TAREFA A CUMPRIR -
Responda com base no texto sobre a estética na GA:
1. Que prática o texto considera provavelmente necessária caso tenha havido, historicamente, uma supervalorização do apolíneo?
2. O que o avaliador parece valorizar?
3. O que revela as linhas desviantes do encontro entre esporte, competição e estética?

TEXTO SELECIONADO -
Uma vez que argumentamos em torno de uma visão estética na GA, cuja análise se pretende em algum grau propositiva, temos que pensar no equilíbrio entre tais forças. Caso tenha havido, historicamente, uma supervalorização do apolíneo, temos que considerar como provavelmente necessária uma prática mais dionisíaca. Entretanto, para os limites desta seção, basta percebermos que essa divisão estética (apolíneo-dionisíaca) é bastante clara na GA, o que já nos revela, de partida, como são possíveis e pertinentes reflexões estéticas sobre essa modalidade. A GA produz, de fato, beleza. Analisar essa beleza e propor formas de incrementá-la é um desafio estético que não cabe a outros senão àqueles diretamente envolvidos em sua teoria e prática.

Ao olhar do avaliador, como foi apontado, parece que ele valorizará aquilo que lhe impressiona, que prende a atenção de alguma forma. Esta "dualidade" apolíneo-dionisíaca pode ser explorada pelos ginastas de modo que seja interpretada pelos avaliadores como capacidade de expressão artística que ultrapassa o convencional.

Endurecimento, pressa e a arte da mesmice

Então, como uma modalidade que é intrinsecamente ligada à beleza poderia produzir um resultado estético que não corresponda a essa associação? Em parte, pela própria distorção que o caráter competitivo e, por extensão, a ansiedade em satisfazê-lo, podem trazer ao cenário da GA.

A competição, por si só, não pode ser responsabilizada por essa falta, mas a forma como lidamos com ela, ou, mais especificamente, o modo como relacionamos esporte, competição e estética é que revela as linhas desviantes desse encontro.

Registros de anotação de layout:
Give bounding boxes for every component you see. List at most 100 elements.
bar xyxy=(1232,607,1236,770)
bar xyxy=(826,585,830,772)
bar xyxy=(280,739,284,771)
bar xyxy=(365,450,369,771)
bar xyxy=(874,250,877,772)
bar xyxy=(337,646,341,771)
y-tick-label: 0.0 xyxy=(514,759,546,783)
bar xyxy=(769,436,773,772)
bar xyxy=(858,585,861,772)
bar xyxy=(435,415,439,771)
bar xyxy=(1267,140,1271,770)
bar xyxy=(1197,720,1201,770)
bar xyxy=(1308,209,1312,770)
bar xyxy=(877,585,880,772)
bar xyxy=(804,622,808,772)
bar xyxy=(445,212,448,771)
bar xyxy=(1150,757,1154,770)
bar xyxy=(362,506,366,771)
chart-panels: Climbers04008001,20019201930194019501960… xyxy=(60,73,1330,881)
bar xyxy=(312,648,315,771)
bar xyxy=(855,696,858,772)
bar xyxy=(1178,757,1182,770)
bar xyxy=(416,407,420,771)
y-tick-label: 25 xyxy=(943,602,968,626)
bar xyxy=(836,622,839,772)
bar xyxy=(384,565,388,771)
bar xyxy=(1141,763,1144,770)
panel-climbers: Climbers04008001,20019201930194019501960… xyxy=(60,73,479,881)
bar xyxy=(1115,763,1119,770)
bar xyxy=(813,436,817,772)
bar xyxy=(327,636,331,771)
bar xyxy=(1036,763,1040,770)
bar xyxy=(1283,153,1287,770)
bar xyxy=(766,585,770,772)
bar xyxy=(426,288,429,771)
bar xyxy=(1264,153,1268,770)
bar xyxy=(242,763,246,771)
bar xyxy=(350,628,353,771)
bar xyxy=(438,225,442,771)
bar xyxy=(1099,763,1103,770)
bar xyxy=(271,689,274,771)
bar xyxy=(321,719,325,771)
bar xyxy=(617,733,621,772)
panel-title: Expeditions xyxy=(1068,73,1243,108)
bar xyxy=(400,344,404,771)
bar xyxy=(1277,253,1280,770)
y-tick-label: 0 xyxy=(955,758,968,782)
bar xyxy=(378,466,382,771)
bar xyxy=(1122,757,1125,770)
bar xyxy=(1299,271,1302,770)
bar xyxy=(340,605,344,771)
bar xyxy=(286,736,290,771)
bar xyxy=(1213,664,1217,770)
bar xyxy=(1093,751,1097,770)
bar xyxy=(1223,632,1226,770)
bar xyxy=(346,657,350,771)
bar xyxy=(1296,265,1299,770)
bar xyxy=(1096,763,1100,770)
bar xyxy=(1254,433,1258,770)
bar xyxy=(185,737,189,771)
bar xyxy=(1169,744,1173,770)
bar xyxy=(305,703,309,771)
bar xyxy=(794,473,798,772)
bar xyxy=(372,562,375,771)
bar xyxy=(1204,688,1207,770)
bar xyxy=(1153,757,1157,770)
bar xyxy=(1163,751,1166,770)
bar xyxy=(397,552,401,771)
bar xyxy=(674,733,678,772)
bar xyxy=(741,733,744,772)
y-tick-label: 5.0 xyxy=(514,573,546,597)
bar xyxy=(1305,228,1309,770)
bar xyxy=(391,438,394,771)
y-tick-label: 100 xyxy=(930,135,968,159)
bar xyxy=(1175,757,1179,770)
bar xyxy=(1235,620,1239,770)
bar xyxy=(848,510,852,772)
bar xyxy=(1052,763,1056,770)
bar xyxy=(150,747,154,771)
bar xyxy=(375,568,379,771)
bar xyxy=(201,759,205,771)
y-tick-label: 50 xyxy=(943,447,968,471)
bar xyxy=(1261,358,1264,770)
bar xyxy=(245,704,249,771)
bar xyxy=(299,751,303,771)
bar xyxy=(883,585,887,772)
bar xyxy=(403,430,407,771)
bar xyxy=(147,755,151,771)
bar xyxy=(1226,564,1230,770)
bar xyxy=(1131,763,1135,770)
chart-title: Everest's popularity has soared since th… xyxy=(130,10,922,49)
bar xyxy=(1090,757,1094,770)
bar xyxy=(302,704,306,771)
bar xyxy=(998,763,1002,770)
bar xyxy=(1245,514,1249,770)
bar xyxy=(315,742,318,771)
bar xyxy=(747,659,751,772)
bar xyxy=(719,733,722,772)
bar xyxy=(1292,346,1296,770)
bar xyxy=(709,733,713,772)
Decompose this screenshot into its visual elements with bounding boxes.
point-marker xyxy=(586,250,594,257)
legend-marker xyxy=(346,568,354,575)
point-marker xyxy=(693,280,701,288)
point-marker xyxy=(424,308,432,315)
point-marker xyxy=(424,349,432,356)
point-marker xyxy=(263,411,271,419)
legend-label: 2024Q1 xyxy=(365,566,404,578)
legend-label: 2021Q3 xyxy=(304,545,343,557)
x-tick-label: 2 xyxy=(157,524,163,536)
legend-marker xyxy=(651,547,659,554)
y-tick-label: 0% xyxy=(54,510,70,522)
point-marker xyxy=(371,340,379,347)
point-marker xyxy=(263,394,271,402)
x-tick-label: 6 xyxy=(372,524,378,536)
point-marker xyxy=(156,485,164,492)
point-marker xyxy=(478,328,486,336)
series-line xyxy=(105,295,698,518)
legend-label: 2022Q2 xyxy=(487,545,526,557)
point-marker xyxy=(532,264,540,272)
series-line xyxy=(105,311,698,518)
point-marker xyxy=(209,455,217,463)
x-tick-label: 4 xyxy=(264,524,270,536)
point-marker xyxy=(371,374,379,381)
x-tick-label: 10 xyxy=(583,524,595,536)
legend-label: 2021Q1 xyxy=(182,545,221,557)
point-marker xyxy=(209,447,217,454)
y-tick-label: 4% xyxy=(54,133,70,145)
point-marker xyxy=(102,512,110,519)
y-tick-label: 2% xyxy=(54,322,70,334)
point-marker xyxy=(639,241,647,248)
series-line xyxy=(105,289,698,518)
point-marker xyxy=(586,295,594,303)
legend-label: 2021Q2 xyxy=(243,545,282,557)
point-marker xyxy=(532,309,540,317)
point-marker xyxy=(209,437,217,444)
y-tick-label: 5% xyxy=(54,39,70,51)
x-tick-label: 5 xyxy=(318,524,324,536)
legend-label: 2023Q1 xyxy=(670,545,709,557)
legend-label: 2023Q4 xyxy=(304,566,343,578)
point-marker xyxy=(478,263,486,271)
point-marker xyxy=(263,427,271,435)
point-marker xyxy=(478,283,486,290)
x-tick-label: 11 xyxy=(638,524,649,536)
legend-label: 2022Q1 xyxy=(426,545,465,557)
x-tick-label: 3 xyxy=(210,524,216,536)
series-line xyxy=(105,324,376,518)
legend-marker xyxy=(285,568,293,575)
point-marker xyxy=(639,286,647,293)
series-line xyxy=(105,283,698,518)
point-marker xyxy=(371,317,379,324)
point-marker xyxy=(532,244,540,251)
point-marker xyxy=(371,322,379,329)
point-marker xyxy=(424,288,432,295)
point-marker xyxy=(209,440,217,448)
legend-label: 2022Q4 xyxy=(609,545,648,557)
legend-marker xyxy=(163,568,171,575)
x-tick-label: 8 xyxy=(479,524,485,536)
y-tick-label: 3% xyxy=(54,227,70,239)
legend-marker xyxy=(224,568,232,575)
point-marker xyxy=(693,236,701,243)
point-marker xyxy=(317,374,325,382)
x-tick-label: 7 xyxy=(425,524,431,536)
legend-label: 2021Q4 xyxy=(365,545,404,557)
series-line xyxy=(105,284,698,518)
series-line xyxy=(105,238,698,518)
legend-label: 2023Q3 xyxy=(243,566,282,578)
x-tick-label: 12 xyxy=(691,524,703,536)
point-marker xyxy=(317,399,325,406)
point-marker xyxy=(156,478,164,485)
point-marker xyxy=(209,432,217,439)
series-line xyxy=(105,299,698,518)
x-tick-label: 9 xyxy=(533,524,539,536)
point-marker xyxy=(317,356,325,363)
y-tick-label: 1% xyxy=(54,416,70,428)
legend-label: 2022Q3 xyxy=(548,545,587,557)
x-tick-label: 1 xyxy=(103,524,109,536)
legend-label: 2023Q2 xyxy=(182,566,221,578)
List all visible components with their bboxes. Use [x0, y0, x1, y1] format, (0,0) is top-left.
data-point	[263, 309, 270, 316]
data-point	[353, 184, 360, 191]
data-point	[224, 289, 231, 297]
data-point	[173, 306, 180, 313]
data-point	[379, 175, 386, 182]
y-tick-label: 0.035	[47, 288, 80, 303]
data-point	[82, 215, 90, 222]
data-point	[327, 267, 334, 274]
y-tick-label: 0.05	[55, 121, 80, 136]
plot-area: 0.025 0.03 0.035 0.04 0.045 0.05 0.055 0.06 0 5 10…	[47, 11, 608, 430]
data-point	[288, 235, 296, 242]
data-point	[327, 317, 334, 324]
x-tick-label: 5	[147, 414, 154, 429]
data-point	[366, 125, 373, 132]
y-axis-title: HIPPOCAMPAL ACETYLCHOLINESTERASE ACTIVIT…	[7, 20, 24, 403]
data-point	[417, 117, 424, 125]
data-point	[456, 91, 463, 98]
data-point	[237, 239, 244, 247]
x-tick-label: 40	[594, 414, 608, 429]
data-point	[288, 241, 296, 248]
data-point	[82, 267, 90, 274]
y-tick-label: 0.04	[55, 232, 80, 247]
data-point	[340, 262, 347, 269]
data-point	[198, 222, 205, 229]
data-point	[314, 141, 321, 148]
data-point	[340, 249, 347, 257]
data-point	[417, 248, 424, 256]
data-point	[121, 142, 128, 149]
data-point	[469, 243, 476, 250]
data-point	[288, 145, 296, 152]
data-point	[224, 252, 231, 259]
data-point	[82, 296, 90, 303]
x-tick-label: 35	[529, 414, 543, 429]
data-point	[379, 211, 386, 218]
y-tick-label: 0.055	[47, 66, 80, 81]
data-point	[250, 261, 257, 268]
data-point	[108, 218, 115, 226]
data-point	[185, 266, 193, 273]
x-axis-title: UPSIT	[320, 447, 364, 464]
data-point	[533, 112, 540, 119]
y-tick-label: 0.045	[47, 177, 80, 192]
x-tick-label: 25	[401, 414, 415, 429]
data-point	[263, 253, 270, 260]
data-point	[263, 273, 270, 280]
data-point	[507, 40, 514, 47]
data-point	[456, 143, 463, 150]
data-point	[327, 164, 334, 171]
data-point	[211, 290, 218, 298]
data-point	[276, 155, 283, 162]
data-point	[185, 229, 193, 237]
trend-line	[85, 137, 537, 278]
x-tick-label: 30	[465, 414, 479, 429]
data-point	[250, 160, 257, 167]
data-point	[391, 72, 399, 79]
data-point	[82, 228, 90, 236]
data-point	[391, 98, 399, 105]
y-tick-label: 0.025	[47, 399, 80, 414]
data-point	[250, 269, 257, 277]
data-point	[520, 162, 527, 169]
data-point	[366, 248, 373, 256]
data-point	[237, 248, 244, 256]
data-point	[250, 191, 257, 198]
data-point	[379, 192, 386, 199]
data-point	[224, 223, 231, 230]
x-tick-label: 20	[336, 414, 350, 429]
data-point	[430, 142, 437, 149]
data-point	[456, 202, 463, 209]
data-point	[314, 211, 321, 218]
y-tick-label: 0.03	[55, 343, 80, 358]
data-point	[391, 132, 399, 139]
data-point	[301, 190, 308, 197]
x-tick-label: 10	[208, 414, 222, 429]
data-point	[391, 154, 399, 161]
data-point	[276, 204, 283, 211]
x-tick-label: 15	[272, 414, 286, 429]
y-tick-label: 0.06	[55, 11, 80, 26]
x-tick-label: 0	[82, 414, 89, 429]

RESULTADO DO EXERCÍCIO -
1. Uma prática mais dionisíaca.
2. Aquilo que lhe impressiona, que prende a atenção de alguma forma.
3. A forma como lidamos com a competição, mais especificamente o modo como relacionamos esporte, competição e estética.